WHAT THE TASK ASKS: All lines below must be repeated exactly, with the pictures omitted.

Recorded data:

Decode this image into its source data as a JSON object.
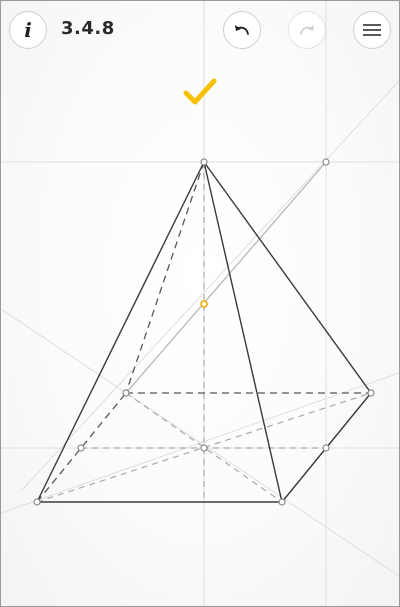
{
  "header": {
    "info_icon": "info-icon",
    "info_glyph": "i",
    "level_number": "3.4.8",
    "undo_icon": "undo-icon",
    "redo_icon": "redo-icon",
    "menu_icon": "menu-icon"
  },
  "status": {
    "solved_icon": "checkmark-icon",
    "color": "#f5c100"
  },
  "colors": {
    "solid_line": "#3a3a3a",
    "hidden_line": "#6a6a6a",
    "light_hidden_line": "#a8a8a8",
    "guide_line": "#dcdcdc",
    "construction_line": "#b0b0b0",
    "highlight_point": "#f0a800"
  }
}
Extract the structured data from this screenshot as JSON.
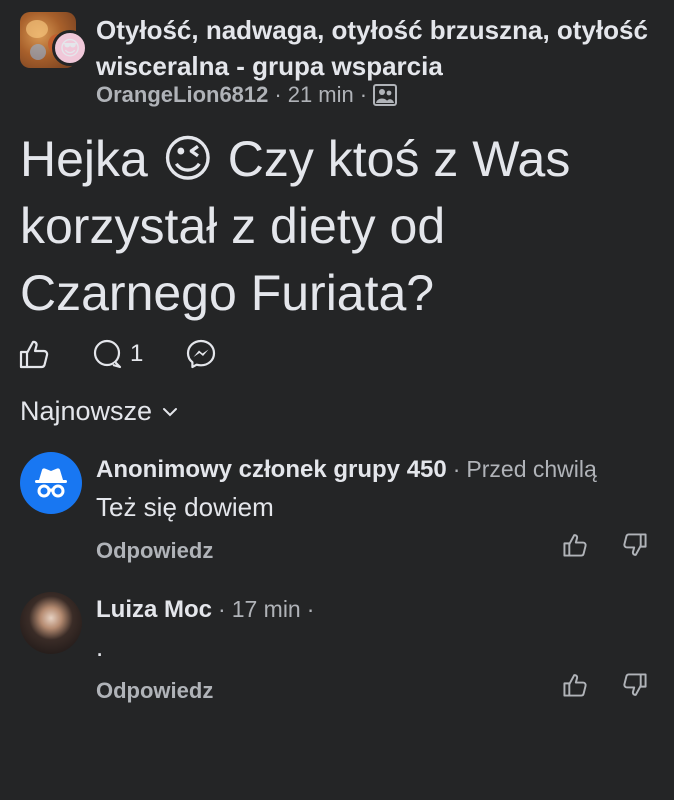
{
  "post": {
    "group_name": "Otyłość, nadwaga, otyłość brzuszna, otyłość wisceralna - grupa wsparcia",
    "author": "OrangeLion6812",
    "separator": "·",
    "time": "21 min",
    "text": "Hejka 😉 Czy ktoś z Was korzystał z diety od Czarnego Furiata?",
    "comment_count": "1"
  },
  "sort": {
    "label": "Najnowsze"
  },
  "comments": [
    {
      "author": "Anonimowy członek grupy 450",
      "time": "Przed chwilą",
      "text": "Też się dowiem",
      "reply_label": "Odpowiedz"
    },
    {
      "author": "Luiza Moc",
      "time": "17 min",
      "text": ".",
      "reply_label": "Odpowiedz"
    }
  ],
  "icons": {
    "like": "thumbs-up-icon",
    "comment": "comment-bubble-icon",
    "share": "messenger-icon",
    "group": "group-icon",
    "upvote": "thumbs-up-icon",
    "downvote": "thumbs-down-icon",
    "anonymous": "incognito-icon"
  },
  "colors": {
    "background": "#242526",
    "text_primary": "#e4e6eb",
    "text_secondary": "#b0b3b8",
    "anon_avatar": "#1877f2"
  }
}
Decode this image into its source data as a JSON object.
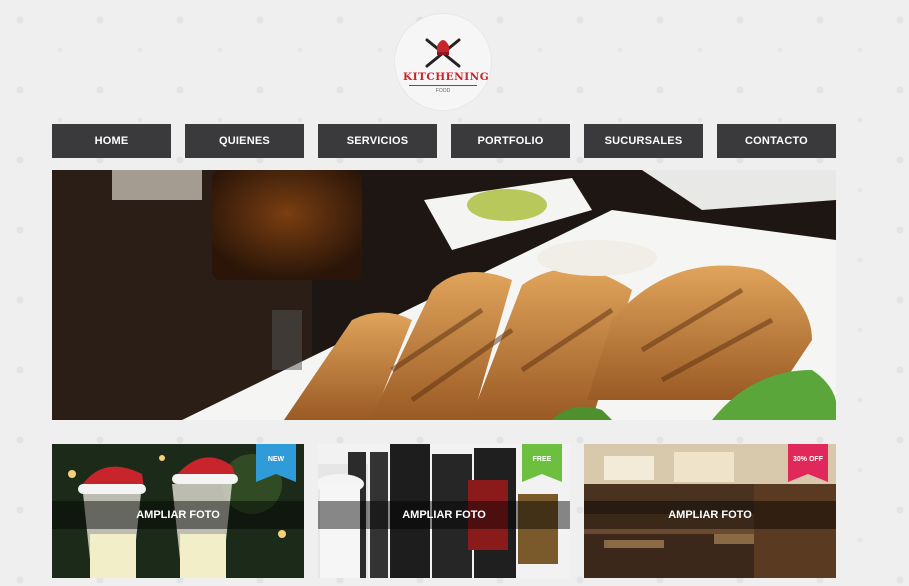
{
  "logo": {
    "brand": "KITCHENING",
    "tagline": "FOOD",
    "color": "#c8242b"
  },
  "nav": {
    "items": [
      {
        "label": "HOME"
      },
      {
        "label": "QUIENES"
      },
      {
        "label": "SERVICIOS"
      },
      {
        "label": "PORTFOLIO"
      },
      {
        "label": "SUCURSALES"
      },
      {
        "label": "CONTACTO"
      }
    ],
    "background": "#3a3a3c"
  },
  "hero": {
    "subject": "plated grilled stuffed flatbread with salad and beer"
  },
  "gallery": {
    "items": [
      {
        "overlay_label": "AMPLIAR FOTO",
        "ribbon_label": "NEW",
        "ribbon_color": "#2f9bd8"
      },
      {
        "overlay_label": "AMPLIAR FOTO",
        "ribbon_label": "FREE",
        "ribbon_color": "#6cbf3f"
      },
      {
        "overlay_label": "AMPLIAR FOTO",
        "ribbon_label": "30% OFF",
        "ribbon_color": "#e0285a"
      }
    ]
  }
}
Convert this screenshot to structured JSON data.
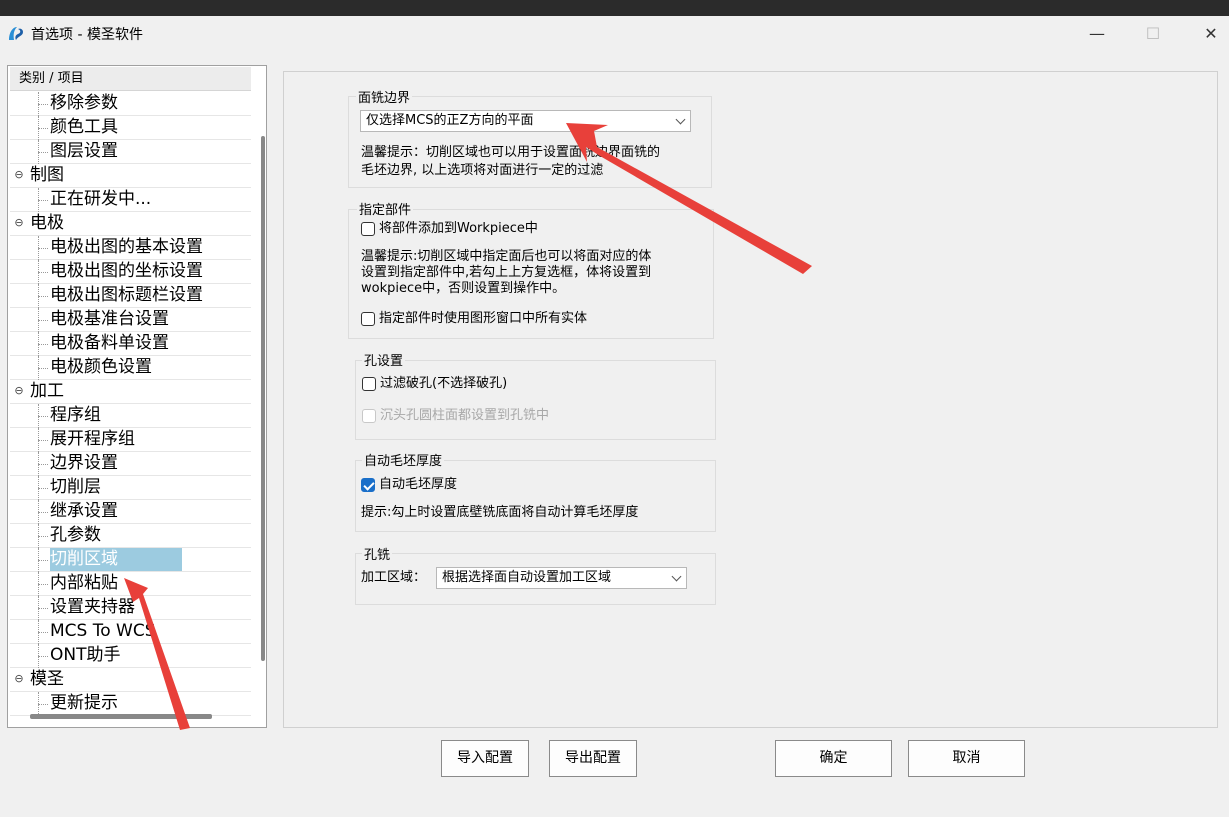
{
  "window": {
    "title": "首选项 - 模圣软件",
    "controls": {
      "minimize": "—",
      "maximize": "☐",
      "close": "✕"
    }
  },
  "tree": {
    "header": "类别 / 项目",
    "rows": [
      {
        "type": "child",
        "label": "移除参数"
      },
      {
        "type": "child",
        "label": "颜色工具"
      },
      {
        "type": "child",
        "label": "图层设置"
      },
      {
        "type": "parent",
        "label": "制图",
        "toggle": "⊖"
      },
      {
        "type": "child",
        "label": "正在研发中..."
      },
      {
        "type": "parent",
        "label": "电极",
        "toggle": "⊖"
      },
      {
        "type": "child",
        "label": "电极出图的基本设置"
      },
      {
        "type": "child",
        "label": "电极出图的坐标设置"
      },
      {
        "type": "child",
        "label": "电极出图标题栏设置"
      },
      {
        "type": "child",
        "label": "电极基准台设置"
      },
      {
        "type": "child",
        "label": "电极备料单设置"
      },
      {
        "type": "child",
        "label": "电极颜色设置"
      },
      {
        "type": "parent",
        "label": "加工",
        "toggle": "⊖"
      },
      {
        "type": "child",
        "label": "程序组"
      },
      {
        "type": "child",
        "label": "展开程序组"
      },
      {
        "type": "child",
        "label": "边界设置"
      },
      {
        "type": "child",
        "label": "切削层"
      },
      {
        "type": "child",
        "label": "继承设置"
      },
      {
        "type": "child",
        "label": "孔参数"
      },
      {
        "type": "child",
        "label": "切削区域",
        "selected": true
      },
      {
        "type": "child",
        "label": "内部粘贴"
      },
      {
        "type": "child",
        "label": "设置夹持器"
      },
      {
        "type": "child",
        "label": "MCS To WCS"
      },
      {
        "type": "child",
        "label": "ONT助手"
      },
      {
        "type": "parent",
        "label": "模圣",
        "toggle": "⊖"
      },
      {
        "type": "child",
        "label": "更新提示"
      }
    ]
  },
  "face_mill_boundary": {
    "title": "面铣边界",
    "combo_value": "仅选择MCS的正Z方向的平面",
    "hint_line1": "温馨提示：切削区域也可以用于设置面铣边界面铣的",
    "hint_line2": "毛坯边界, 以上选项将对面进行一定的过滤"
  },
  "assign_part": {
    "title": "指定部件",
    "checkbox1_label": "将部件添加到Workpiece中",
    "checkbox1_checked": false,
    "hint_line1": "温馨提示:切削区域中指定面后也可以将面对应的体",
    "hint_line2": "设置到指定部件中,若勾上上方复选框，体将设置到",
    "hint_line3": "wokpiece中，否则设置到操作中。",
    "checkbox2_label": "指定部件时使用图形窗口中所有实体",
    "checkbox2_checked": false
  },
  "hole_settings": {
    "title": "孔设置",
    "filter_label": "过滤破孔(不选择破孔)",
    "filter_checked": false,
    "counterbore_label": "沉头孔圆柱面都设置到孔铣中",
    "counterbore_enabled": false
  },
  "auto_blank": {
    "title": "自动毛坯厚度",
    "checkbox_label": "自动毛坯厚度",
    "checked": true,
    "hint": "提示:勾上时设置底壁铣底面将自动计算毛坯厚度"
  },
  "hole_mill": {
    "title": "孔铣",
    "area_label": "加工区域：",
    "area_value": "根据选择面自动设置加工区域"
  },
  "buttons": {
    "import": "导入配置",
    "export": "导出配置",
    "ok": "确定",
    "cancel": "取消"
  },
  "colors": {
    "selection": "#9ccbe0",
    "annotation_arrow": "#e8403a",
    "checkbox_checked": "#1a6fc9"
  }
}
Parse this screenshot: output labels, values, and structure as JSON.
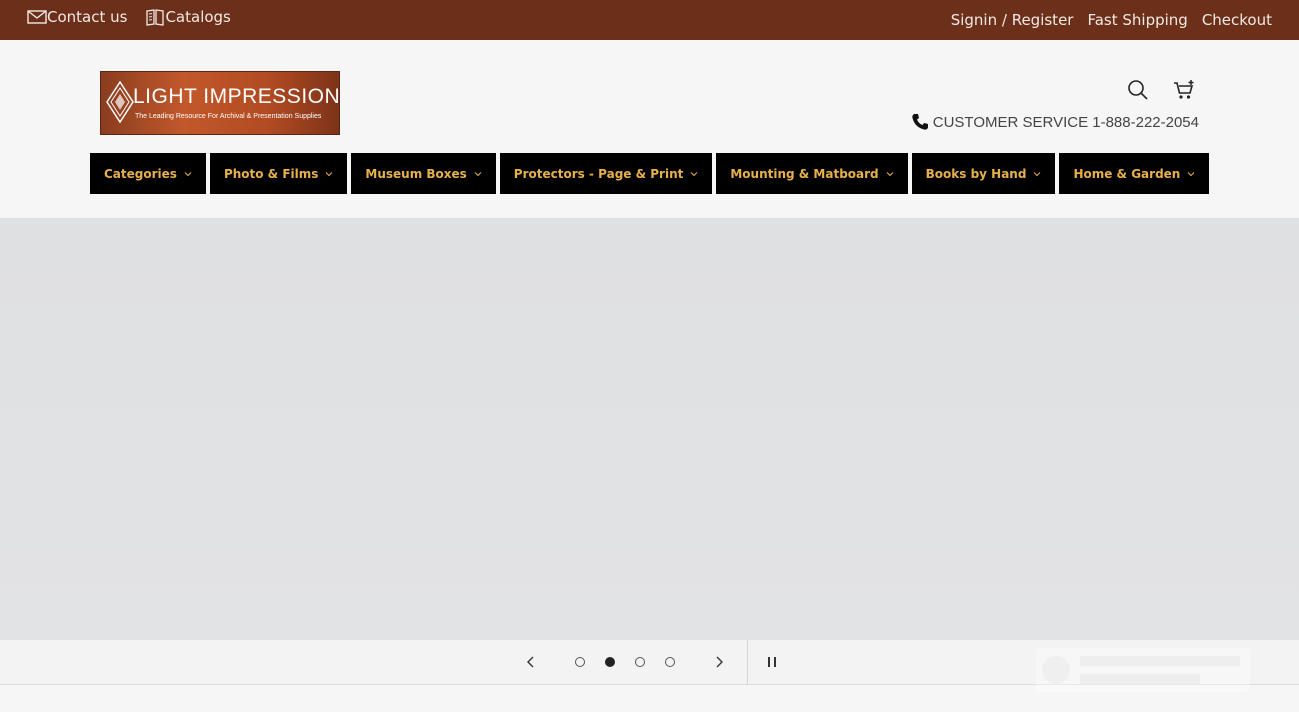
{
  "topbar": {
    "contact_label": "Contact us",
    "catalogs_label": "Catalogs",
    "signin_label": "Signin / Register",
    "shipping_label": "Fast Shipping",
    "checkout_label": "Checkout",
    "bg_color": "#6b2f1a"
  },
  "header": {
    "logo": {
      "brand": "LIGHT IMPRESSIONS",
      "registered": "®",
      "tagline": "The Leading Resource For Archival & Presentation Supplies"
    },
    "customer_service": "CUSTOMER SERVICE 1-888-222-2054",
    "icons": [
      "search-icon",
      "cart-icon",
      "phone-icon"
    ]
  },
  "nav": {
    "text_color": "#e8b04a",
    "bg_color": "#000000",
    "items": [
      {
        "label": "Categories"
      },
      {
        "label": "Photo & Films"
      },
      {
        "label": "Museum Boxes"
      },
      {
        "label": "Protectors - Page & Print"
      },
      {
        "label": "Mounting & Matboard"
      },
      {
        "label": "Books by Hand"
      },
      {
        "label": "Home & Garden"
      }
    ]
  },
  "slideshow": {
    "slide_count": 4,
    "active_slide": 2
  }
}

TASK SOLUTION:
Decode this image into its source data as a JSON object.
{
  "header": {
    "info_icon": "info-icon",
    "info_glyph": "i",
    "level_number": "3.4.8",
    "undo_icon": "undo-icon",
    "redo_icon": "redo-icon",
    "menu_icon": "menu-icon"
  },
  "status": {
    "solved_icon": "checkmark-icon",
    "color": "#f5c100"
  },
  "colors": {
    "solid_line": "#3a3a3a",
    "hidden_line": "#6a6a6a",
    "light_hidden_line": "#a8a8a8",
    "guide_line": "#dcdcdc",
    "construction_line": "#b0b0b0",
    "highlight_point": "#f0a800"
  }
}
Extract the structured data from this screenshot as JSON.
{
  "post": {
    "group_name": "Otyłość, nadwaga, otyłość brzuszna, otyłość wisceralna - grupa wsparcia",
    "author": "OrangeLion6812",
    "separator": "·",
    "time": "21 min",
    "text": "Hejka 😉 Czy ktoś z Was korzystał z diety od Czarnego Furiata?",
    "comment_count": "1"
  },
  "sort": {
    "label": "Najnowsze"
  },
  "comments": [
    {
      "author": "Anonimowy członek grupy 450",
      "time": "Przed chwilą",
      "text": "Też się dowiem",
      "reply_label": "Odpowiedz"
    },
    {
      "author": "Luiza Moc",
      "time": "17 min",
      "text": ".",
      "reply_label": "Odpowiedz"
    }
  ],
  "icons": {
    "like": "thumbs-up-icon",
    "comment": "comment-bubble-icon",
    "share": "messenger-icon",
    "group": "group-icon",
    "upvote": "thumbs-up-icon",
    "downvote": "thumbs-down-icon",
    "anonymous": "incognito-icon"
  },
  "colors": {
    "background": "#242526",
    "text_primary": "#e4e6eb",
    "text_secondary": "#b0b3b8",
    "anon_avatar": "#1877f2"
  }
}
Decode this image into its source data as a JSON object.
{
  "logo": {
    "brand": "KITCHENING",
    "tagline": "FOOD",
    "color": "#c8242b"
  },
  "nav": {
    "items": [
      {
        "label": "HOME"
      },
      {
        "label": "QUIENES"
      },
      {
        "label": "SERVICIOS"
      },
      {
        "label": "PORTFOLIO"
      },
      {
        "label": "SUCURSALES"
      },
      {
        "label": "CONTACTO"
      }
    ],
    "background": "#3a3a3c"
  },
  "hero": {
    "subject": "plated grilled stuffed flatbread with salad and beer"
  },
  "gallery": {
    "items": [
      {
        "overlay_label": "AMPLIAR FOTO",
        "ribbon_label": "NEW",
        "ribbon_color": "#2f9bd8"
      },
      {
        "overlay_label": "AMPLIAR FOTO",
        "ribbon_label": "FREE",
        "ribbon_color": "#6cbf3f"
      },
      {
        "overlay_label": "AMPLIAR FOTO",
        "ribbon_label": "30% OFF",
        "ribbon_color": "#e0285a"
      }
    ]
  }
}
Convert this screenshot to structured JSON data.
{
  "window": {
    "title": "首选项 - 模圣软件",
    "controls": {
      "minimize": "—",
      "maximize": "☐",
      "close": "✕"
    }
  },
  "tree": {
    "header": "类别 / 项目",
    "rows": [
      {
        "type": "child",
        "label": "移除参数"
      },
      {
        "type": "child",
        "label": "颜色工具"
      },
      {
        "type": "child",
        "label": "图层设置"
      },
      {
        "type": "parent",
        "label": "制图",
        "toggle": "⊖"
      },
      {
        "type": "child",
        "label": "正在研发中..."
      },
      {
        "type": "parent",
        "label": "电极",
        "toggle": "⊖"
      },
      {
        "type": "child",
        "label": "电极出图的基本设置"
      },
      {
        "type": "child",
        "label": "电极出图的坐标设置"
      },
      {
        "type": "child",
        "label": "电极出图标题栏设置"
      },
      {
        "type": "child",
        "label": "电极基准台设置"
      },
      {
        "type": "child",
        "label": "电极备料单设置"
      },
      {
        "type": "child",
        "label": "电极颜色设置"
      },
      {
        "type": "parent",
        "label": "加工",
        "toggle": "⊖"
      },
      {
        "type": "child",
        "label": "程序组"
      },
      {
        "type": "child",
        "label": "展开程序组"
      },
      {
        "type": "child",
        "label": "边界设置"
      },
      {
        "type": "child",
        "label": "切削层"
      },
      {
        "type": "child",
        "label": "继承设置"
      },
      {
        "type": "child",
        "label": "孔参数"
      },
      {
        "type": "child",
        "label": "切削区域",
        "selected": true
      },
      {
        "type": "child",
        "label": "内部粘贴"
      },
      {
        "type": "child",
        "label": "设置夹持器"
      },
      {
        "type": "child",
        "label": "MCS To WCS"
      },
      {
        "type": "child",
        "label": "ONT助手"
      },
      {
        "type": "parent",
        "label": "模圣",
        "toggle": "⊖"
      },
      {
        "type": "child",
        "label": "更新提示"
      }
    ]
  },
  "face_mill_boundary": {
    "title": "面铣边界",
    "combo_value": "仅选择MCS的正Z方向的平面",
    "hint_line1": "温馨提示：切削区域也可以用于设置面铣边界面铣的",
    "hint_line2": "毛坯边界, 以上选项将对面进行一定的过滤"
  },
  "assign_part": {
    "title": "指定部件",
    "checkbox1_label": "将部件添加到Workpiece中",
    "checkbox1_checked": false,
    "hint_line1": "温馨提示:切削区域中指定面后也可以将面对应的体",
    "hint_line2": "设置到指定部件中,若勾上上方复选框，体将设置到",
    "hint_line3": "wokpiece中，否则设置到操作中。",
    "checkbox2_label": "指定部件时使用图形窗口中所有实体",
    "checkbox2_checked": false
  },
  "hole_settings": {
    "title": "孔设置",
    "filter_label": "过滤破孔(不选择破孔)",
    "filter_checked": false,
    "counterbore_label": "沉头孔圆柱面都设置到孔铣中",
    "counterbore_enabled": false
  },
  "auto_blank": {
    "title": "自动毛坯厚度",
    "checkbox_label": "自动毛坯厚度",
    "checked": true,
    "hint": "提示:勾上时设置底壁铣底面将自动计算毛坯厚度"
  },
  "hole_mill": {
    "title": "孔铣",
    "area_label": "加工区域：",
    "area_value": "根据选择面自动设置加工区域"
  },
  "buttons": {
    "import": "导入配置",
    "export": "导出配置",
    "ok": "确定",
    "cancel": "取消"
  },
  "colors": {
    "selection": "#9ccbe0",
    "annotation_arrow": "#e8403a",
    "checkbox_checked": "#1a6fc9"
  }
}
Parse this screenshot: output labels, values, and structure as JSON.
{
  "topbar": {
    "contact_label": "Contact us",
    "catalogs_label": "Catalogs",
    "signin_label": "Signin / Register",
    "shipping_label": "Fast Shipping",
    "checkout_label": "Checkout",
    "bg_color": "#6b2f1a"
  },
  "header": {
    "logo": {
      "brand": "LIGHT IMPRESSIONS",
      "registered": "®",
      "tagline": "The Leading Resource For Archival & Presentation Supplies"
    },
    "customer_service": "CUSTOMER SERVICE 1-888-222-2054",
    "icons": [
      "search-icon",
      "cart-icon",
      "phone-icon"
    ]
  },
  "nav": {
    "text_color": "#e8b04a",
    "bg_color": "#000000",
    "items": [
      {
        "label": "Categories"
      },
      {
        "label": "Photo & Films"
      },
      {
        "label": "Museum Boxes"
      },
      {
        "label": "Protectors - Page & Print"
      },
      {
        "label": "Mounting & Matboard"
      },
      {
        "label": "Books by Hand"
      },
      {
        "label": "Home & Garden"
      }
    ]
  },
  "slideshow": {
    "slide_count": 4,
    "active_slide": 2
  }
}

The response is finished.